### Task details
Copy out all lines of the records in which the word "panel" appears.

[Chart and figure data]
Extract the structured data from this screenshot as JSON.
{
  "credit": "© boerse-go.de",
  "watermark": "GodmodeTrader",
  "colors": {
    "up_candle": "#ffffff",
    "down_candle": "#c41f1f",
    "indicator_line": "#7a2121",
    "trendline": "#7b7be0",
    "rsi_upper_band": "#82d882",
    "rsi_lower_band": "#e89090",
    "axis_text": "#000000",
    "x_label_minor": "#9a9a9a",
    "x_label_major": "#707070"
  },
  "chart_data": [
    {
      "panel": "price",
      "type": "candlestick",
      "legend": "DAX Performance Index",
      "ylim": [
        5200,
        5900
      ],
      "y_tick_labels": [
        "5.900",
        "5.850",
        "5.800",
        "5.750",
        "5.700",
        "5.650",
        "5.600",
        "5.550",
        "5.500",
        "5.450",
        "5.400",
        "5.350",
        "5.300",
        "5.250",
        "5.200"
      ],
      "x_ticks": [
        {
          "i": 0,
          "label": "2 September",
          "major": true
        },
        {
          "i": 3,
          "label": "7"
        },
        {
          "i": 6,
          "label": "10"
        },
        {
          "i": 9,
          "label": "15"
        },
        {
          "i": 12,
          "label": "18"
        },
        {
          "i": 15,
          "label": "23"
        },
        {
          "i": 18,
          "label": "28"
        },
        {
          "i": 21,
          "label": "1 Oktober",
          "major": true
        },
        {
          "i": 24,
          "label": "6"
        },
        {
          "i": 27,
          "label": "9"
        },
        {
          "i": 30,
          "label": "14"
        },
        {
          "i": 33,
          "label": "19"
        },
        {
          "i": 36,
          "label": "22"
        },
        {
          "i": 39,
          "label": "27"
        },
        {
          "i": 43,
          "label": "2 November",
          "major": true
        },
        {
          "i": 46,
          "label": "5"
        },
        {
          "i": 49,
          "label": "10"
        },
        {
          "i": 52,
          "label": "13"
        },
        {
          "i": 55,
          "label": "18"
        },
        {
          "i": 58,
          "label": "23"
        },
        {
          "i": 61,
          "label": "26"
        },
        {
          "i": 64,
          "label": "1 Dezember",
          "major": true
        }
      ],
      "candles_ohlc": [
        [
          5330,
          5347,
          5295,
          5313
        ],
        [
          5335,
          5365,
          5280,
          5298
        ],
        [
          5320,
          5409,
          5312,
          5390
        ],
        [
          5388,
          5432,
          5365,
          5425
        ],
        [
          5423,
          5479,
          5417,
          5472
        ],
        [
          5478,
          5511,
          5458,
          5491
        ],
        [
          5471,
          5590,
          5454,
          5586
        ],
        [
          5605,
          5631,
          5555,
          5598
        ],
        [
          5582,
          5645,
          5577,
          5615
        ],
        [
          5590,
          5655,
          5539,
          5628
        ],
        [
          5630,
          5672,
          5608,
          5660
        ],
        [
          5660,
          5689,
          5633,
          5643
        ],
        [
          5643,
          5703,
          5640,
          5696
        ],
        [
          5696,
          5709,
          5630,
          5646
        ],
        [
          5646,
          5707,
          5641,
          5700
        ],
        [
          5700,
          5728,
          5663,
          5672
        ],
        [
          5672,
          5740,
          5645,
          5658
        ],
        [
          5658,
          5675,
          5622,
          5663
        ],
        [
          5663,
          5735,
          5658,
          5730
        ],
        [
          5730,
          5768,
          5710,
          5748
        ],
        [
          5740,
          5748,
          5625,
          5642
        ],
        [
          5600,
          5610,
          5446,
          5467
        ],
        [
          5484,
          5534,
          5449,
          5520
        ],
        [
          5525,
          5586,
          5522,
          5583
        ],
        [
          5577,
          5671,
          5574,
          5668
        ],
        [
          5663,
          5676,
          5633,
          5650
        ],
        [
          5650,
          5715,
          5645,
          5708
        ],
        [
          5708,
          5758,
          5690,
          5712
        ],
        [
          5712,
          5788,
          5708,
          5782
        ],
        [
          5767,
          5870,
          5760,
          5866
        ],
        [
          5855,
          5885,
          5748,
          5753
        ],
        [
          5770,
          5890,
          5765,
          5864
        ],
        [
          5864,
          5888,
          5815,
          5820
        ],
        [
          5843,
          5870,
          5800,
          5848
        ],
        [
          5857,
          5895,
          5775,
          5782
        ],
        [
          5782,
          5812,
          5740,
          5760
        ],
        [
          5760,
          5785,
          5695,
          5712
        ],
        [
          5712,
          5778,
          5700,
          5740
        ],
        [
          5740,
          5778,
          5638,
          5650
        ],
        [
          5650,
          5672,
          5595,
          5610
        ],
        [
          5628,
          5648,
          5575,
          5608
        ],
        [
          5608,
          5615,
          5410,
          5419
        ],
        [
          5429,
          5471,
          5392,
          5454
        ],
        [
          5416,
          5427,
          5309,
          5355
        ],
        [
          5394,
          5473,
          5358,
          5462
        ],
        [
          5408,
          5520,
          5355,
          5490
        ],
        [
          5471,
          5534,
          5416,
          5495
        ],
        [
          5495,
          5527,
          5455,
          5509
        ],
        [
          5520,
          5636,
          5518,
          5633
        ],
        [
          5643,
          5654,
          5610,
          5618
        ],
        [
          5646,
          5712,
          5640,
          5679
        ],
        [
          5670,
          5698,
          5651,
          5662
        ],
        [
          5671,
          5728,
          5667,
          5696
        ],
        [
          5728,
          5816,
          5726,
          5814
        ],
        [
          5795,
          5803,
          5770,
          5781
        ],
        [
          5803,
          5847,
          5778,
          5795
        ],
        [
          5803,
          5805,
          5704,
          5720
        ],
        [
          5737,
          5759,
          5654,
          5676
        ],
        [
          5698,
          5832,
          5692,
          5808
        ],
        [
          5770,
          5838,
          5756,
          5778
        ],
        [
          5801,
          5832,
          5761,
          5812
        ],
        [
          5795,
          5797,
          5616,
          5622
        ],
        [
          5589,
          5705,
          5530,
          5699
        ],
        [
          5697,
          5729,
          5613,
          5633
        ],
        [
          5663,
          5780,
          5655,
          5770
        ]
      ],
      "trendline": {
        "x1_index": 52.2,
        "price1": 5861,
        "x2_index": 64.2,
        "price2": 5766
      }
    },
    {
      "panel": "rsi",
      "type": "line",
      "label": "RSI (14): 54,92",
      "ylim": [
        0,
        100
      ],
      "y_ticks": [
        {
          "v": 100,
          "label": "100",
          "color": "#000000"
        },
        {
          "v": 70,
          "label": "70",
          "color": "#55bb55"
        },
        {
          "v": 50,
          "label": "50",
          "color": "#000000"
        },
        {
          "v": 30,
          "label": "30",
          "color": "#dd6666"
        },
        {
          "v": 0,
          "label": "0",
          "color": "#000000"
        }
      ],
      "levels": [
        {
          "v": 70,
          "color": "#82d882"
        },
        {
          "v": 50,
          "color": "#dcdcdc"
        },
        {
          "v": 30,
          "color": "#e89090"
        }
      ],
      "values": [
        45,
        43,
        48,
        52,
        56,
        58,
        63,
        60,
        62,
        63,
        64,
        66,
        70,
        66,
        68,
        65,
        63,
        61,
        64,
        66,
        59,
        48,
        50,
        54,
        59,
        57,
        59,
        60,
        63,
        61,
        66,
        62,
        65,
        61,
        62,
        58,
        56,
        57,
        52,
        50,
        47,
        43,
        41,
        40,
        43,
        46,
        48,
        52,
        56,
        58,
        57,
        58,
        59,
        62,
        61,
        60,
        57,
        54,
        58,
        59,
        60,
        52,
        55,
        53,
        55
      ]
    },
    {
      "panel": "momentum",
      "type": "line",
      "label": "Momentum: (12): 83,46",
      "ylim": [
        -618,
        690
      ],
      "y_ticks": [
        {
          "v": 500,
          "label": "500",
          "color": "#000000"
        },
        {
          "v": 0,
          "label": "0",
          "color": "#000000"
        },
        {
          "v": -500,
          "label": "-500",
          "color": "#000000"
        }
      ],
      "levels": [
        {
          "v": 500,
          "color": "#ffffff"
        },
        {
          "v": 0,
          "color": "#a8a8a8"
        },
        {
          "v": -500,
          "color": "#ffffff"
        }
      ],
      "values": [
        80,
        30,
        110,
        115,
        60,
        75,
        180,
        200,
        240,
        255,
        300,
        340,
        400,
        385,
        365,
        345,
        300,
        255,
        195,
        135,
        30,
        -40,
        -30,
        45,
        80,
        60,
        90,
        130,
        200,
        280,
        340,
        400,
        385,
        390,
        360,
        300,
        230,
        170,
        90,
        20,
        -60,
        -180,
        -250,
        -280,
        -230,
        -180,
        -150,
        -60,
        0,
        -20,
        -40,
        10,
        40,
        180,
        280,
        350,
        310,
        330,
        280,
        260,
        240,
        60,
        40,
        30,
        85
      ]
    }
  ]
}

### Solution to this problem
      "panel": "price",
      "panel": "rsi",
      "panel": "momentum",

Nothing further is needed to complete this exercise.